<<<<

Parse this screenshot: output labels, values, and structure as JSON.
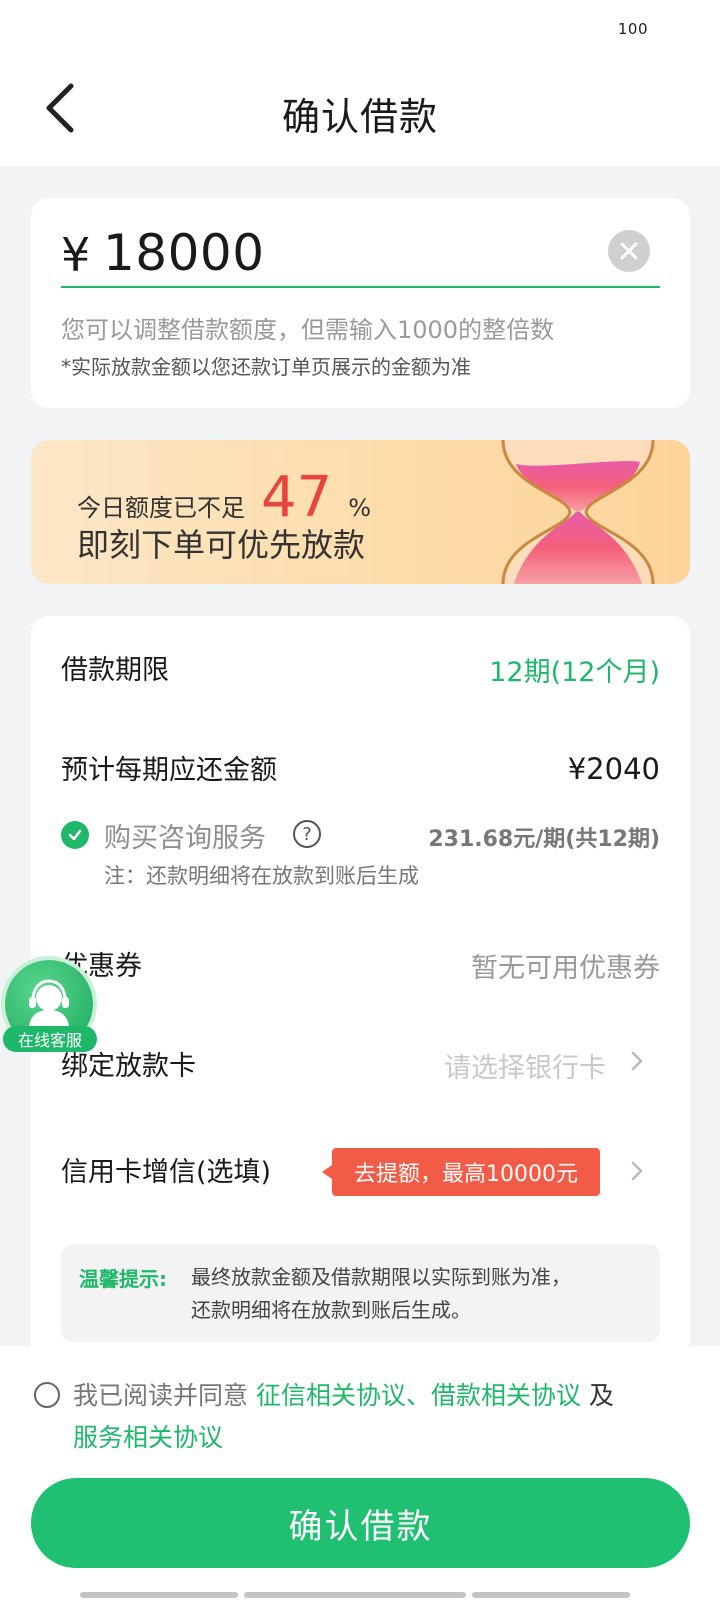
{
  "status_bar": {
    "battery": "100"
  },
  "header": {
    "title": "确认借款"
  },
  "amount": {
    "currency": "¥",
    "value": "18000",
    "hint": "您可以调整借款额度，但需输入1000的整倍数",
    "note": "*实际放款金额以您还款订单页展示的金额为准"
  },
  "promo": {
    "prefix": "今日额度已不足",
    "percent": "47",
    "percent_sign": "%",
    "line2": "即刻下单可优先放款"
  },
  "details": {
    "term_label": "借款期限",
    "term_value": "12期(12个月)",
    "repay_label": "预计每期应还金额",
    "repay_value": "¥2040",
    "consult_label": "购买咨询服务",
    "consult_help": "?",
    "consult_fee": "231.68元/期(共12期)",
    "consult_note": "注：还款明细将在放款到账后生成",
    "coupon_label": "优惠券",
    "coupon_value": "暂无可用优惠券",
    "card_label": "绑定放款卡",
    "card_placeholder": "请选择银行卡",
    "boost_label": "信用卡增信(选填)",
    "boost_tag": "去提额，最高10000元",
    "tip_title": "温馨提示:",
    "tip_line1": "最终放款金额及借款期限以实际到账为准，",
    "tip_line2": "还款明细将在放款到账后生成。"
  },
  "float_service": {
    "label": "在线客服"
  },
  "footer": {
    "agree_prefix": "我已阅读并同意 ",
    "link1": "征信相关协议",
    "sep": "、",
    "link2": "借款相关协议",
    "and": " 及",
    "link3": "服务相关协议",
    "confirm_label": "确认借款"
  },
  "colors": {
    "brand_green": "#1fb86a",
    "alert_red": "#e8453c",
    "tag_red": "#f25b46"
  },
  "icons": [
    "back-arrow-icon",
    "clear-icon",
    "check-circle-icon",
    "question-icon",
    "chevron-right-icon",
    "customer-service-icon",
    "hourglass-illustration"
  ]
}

>>>>
<<<<

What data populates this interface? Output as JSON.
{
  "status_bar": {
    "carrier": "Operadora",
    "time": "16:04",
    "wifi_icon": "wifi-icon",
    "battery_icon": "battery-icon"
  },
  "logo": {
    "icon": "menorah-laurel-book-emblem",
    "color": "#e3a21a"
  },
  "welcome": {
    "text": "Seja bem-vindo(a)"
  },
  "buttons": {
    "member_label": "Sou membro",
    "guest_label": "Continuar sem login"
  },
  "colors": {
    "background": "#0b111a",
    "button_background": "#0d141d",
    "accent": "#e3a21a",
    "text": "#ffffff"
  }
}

>>>>

• _Given problem_:
Go over the data above and copy every line that has the word "this" in it.

• _Response below_:
Parse this screenshot: output labels, values, and structure as JSON.
What data populates this interface? Output as JSON.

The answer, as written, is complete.